GIVEN EXERCISE - The records below hold pictures; please leave those out and retype the rest exactly.

Data excerpts
══════
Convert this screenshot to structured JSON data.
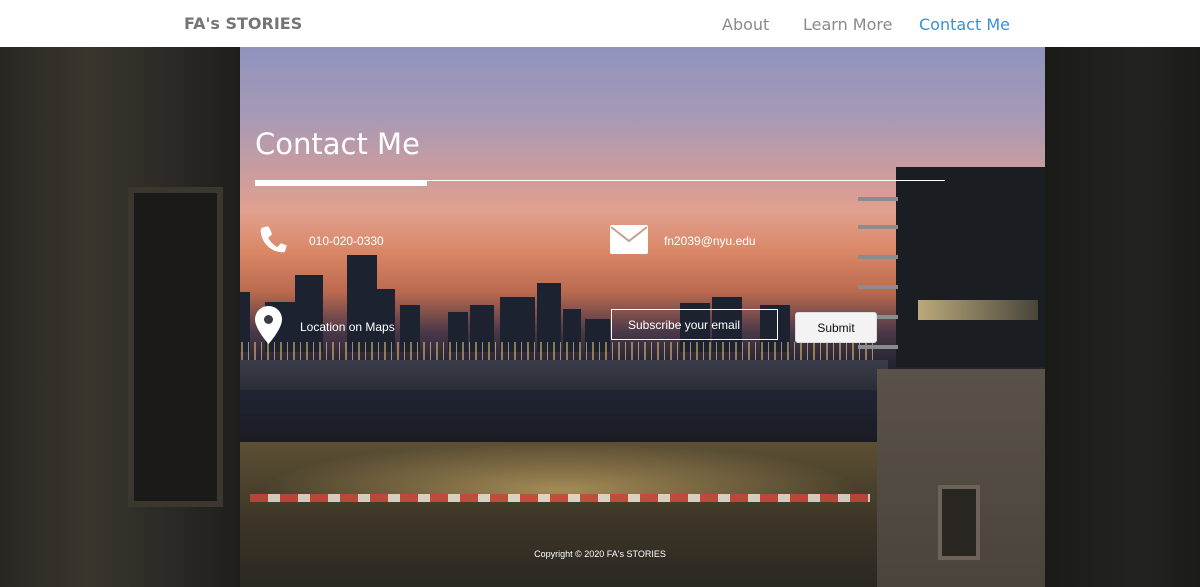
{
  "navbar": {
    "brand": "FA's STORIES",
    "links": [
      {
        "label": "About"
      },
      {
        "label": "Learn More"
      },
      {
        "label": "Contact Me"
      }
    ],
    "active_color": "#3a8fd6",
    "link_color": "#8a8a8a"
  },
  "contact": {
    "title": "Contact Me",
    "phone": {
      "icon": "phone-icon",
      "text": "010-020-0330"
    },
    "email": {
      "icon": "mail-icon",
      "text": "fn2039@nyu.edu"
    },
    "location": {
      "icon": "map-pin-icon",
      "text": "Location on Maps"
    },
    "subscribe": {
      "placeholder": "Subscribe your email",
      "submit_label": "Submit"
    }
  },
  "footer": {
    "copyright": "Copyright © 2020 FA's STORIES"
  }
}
══════
RESULT OF THIS EXERCISE -
Convert this screenshot to structured JSON data.
{
  "navbar": {
    "brand": "FA's STORIES",
    "links": [
      {
        "label": "About"
      },
      {
        "label": "Learn More"
      },
      {
        "label": "Contact Me"
      }
    ],
    "active_color": "#3a8fd6",
    "link_color": "#8a8a8a"
  },
  "contact": {
    "title": "Contact Me",
    "phone": {
      "icon": "phone-icon",
      "text": "010-020-0330"
    },
    "email": {
      "icon": "mail-icon",
      "text": "fn2039@nyu.edu"
    },
    "location": {
      "icon": "map-pin-icon",
      "text": "Location on Maps"
    },
    "subscribe": {
      "placeholder": "Subscribe your email",
      "submit_label": "Submit"
    }
  },
  "footer": {
    "copyright": "Copyright © 2020 FA's STORIES"
  }
}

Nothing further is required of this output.